## Given data
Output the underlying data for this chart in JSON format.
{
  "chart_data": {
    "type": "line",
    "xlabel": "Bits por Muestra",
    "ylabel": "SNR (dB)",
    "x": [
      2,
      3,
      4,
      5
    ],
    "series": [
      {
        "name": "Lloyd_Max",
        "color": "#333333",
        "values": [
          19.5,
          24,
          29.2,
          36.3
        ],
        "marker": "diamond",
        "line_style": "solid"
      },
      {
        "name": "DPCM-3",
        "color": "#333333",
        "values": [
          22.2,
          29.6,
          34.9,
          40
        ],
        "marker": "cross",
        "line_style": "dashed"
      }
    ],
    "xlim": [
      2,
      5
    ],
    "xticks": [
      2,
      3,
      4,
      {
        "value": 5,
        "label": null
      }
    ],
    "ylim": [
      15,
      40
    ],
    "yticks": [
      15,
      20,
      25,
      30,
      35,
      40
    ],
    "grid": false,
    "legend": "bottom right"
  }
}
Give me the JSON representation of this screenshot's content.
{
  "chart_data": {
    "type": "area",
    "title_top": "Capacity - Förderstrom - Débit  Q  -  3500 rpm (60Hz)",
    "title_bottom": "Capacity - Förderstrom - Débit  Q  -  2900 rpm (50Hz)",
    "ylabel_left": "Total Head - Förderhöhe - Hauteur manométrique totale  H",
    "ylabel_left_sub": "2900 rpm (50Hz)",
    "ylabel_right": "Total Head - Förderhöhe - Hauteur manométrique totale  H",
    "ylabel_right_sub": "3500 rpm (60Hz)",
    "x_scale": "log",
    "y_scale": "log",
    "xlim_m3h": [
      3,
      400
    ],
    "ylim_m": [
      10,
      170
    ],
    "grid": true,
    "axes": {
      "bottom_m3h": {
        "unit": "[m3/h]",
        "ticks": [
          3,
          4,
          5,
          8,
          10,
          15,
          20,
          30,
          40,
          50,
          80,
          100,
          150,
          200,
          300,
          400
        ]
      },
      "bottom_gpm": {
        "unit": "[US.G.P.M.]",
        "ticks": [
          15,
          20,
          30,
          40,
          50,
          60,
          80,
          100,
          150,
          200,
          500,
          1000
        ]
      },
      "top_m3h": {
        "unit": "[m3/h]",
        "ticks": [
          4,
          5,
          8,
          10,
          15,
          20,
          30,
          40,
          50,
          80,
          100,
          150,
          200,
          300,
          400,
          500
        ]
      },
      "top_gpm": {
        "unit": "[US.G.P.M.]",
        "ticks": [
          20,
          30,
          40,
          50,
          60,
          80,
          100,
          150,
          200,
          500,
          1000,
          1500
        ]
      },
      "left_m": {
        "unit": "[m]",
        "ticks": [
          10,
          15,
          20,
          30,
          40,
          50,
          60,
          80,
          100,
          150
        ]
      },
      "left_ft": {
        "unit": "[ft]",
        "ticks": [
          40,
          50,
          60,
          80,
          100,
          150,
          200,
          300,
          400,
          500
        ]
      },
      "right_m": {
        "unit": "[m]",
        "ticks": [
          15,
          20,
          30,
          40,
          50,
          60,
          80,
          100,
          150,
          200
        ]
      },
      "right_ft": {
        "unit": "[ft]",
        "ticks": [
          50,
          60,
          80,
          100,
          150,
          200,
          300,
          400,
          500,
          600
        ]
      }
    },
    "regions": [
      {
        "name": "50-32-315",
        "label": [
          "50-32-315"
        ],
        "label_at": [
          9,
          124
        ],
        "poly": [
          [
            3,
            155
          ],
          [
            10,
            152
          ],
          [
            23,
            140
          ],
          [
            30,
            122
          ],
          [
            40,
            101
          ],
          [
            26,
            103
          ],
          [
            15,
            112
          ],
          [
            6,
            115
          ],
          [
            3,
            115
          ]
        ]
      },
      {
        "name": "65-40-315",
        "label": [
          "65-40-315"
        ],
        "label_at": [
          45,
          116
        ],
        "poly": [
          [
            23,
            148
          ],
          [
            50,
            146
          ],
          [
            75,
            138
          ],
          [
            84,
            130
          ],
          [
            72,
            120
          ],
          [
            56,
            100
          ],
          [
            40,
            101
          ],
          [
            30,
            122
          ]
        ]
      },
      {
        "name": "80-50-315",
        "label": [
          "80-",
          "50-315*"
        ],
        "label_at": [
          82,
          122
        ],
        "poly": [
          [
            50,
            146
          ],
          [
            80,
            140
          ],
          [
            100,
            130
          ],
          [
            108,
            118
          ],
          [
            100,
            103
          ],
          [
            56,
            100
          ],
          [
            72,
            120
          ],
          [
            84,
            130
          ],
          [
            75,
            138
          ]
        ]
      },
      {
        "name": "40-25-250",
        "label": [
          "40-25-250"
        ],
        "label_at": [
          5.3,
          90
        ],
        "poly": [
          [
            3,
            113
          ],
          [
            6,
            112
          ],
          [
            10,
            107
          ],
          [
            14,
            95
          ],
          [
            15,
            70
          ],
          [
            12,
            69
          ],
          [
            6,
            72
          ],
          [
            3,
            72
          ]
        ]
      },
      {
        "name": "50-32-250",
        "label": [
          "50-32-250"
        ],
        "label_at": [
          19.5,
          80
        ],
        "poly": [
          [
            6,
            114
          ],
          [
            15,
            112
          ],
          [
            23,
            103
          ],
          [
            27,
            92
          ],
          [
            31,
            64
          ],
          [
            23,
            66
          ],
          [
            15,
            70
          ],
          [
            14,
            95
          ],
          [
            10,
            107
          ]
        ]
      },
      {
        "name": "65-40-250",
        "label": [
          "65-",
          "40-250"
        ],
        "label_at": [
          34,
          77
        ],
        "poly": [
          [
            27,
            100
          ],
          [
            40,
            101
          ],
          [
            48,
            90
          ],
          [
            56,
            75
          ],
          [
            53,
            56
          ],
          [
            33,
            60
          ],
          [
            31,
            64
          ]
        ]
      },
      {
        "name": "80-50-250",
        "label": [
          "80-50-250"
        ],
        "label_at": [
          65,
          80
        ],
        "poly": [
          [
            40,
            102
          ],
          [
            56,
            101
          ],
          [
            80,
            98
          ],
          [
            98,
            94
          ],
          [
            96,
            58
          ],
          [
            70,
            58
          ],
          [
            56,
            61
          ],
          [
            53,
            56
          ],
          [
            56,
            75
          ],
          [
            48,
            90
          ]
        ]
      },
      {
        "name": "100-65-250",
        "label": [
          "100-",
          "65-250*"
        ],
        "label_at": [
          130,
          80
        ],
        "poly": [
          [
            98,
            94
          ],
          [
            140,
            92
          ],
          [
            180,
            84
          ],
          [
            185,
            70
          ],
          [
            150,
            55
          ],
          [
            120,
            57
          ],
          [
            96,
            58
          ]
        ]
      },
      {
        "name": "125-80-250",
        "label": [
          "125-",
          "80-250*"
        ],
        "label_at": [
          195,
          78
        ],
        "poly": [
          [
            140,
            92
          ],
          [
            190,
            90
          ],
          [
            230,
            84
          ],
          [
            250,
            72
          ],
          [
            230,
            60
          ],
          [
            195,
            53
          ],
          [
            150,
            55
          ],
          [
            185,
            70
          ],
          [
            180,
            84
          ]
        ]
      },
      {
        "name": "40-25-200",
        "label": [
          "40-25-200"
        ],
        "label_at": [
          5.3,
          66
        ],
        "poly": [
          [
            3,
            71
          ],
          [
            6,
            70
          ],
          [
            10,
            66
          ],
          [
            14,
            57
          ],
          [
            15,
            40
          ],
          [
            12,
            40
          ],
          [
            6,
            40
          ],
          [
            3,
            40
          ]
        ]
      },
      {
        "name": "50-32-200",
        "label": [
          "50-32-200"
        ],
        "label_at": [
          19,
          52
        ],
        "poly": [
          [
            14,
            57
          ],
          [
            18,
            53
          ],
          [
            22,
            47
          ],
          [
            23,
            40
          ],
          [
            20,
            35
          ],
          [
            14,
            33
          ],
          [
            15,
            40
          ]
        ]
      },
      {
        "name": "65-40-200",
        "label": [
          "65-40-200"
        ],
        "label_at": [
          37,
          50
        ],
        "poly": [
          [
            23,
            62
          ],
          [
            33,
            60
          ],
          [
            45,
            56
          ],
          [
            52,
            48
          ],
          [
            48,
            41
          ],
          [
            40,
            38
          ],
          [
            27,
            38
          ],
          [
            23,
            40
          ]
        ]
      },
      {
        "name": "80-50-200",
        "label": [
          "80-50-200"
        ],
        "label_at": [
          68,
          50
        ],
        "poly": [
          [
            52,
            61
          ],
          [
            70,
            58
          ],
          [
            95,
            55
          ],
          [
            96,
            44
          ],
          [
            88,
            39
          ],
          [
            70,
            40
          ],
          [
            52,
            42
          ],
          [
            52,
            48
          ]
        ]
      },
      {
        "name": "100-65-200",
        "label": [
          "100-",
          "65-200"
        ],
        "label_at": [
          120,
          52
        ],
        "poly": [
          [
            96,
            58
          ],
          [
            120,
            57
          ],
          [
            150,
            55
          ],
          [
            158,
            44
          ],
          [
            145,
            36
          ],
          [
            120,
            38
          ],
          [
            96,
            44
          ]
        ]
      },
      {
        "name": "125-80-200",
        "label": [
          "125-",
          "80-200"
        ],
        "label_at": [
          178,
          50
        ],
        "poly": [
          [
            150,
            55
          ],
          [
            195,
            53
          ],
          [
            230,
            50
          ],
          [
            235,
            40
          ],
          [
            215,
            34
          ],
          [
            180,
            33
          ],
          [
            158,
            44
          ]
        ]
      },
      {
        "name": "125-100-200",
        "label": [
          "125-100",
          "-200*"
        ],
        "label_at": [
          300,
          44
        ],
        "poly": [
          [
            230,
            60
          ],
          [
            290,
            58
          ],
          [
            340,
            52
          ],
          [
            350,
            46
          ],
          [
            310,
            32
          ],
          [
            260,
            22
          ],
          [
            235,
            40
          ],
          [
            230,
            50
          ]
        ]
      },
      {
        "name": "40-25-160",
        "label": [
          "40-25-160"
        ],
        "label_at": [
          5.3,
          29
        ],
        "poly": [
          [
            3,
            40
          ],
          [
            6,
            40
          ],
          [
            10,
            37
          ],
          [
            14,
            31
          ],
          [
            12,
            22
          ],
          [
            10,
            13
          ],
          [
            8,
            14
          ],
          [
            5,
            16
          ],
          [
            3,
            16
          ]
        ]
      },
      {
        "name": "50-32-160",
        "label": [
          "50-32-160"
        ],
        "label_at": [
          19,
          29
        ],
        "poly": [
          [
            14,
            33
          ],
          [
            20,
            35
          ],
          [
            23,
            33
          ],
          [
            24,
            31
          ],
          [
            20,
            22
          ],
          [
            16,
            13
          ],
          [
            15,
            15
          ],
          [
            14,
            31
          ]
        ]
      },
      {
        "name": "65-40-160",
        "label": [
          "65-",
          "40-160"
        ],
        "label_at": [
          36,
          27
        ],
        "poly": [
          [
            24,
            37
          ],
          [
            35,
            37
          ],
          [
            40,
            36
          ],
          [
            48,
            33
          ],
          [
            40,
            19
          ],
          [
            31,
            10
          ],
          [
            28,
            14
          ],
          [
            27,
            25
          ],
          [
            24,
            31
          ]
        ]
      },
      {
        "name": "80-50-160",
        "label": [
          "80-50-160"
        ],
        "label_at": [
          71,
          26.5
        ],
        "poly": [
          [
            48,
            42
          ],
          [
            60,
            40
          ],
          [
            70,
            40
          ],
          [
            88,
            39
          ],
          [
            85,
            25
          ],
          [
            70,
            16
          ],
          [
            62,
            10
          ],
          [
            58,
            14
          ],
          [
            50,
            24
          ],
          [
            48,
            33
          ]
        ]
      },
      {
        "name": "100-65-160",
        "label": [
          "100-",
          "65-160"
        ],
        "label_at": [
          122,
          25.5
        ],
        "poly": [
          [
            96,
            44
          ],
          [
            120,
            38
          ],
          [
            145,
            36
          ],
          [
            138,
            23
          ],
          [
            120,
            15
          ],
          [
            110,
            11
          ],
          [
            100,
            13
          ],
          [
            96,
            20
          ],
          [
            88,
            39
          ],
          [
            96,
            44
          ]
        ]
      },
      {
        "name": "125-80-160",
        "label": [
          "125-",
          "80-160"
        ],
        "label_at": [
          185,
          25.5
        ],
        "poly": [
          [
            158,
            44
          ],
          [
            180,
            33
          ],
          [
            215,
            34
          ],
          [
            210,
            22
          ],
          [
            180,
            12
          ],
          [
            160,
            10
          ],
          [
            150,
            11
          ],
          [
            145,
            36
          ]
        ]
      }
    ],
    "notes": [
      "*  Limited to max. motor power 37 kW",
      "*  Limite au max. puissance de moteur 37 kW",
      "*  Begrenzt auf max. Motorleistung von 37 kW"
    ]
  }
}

## What you should do
Check every line of the data above for the string "Head", and copy those that have it.

## Task solution
    "ylabel_left": "Total Head - Förderhöhe - Hauteur manométrique totale  H",
    "ylabel_right": "Total Head - Förderhöhe - Hauteur manométrique totale  H",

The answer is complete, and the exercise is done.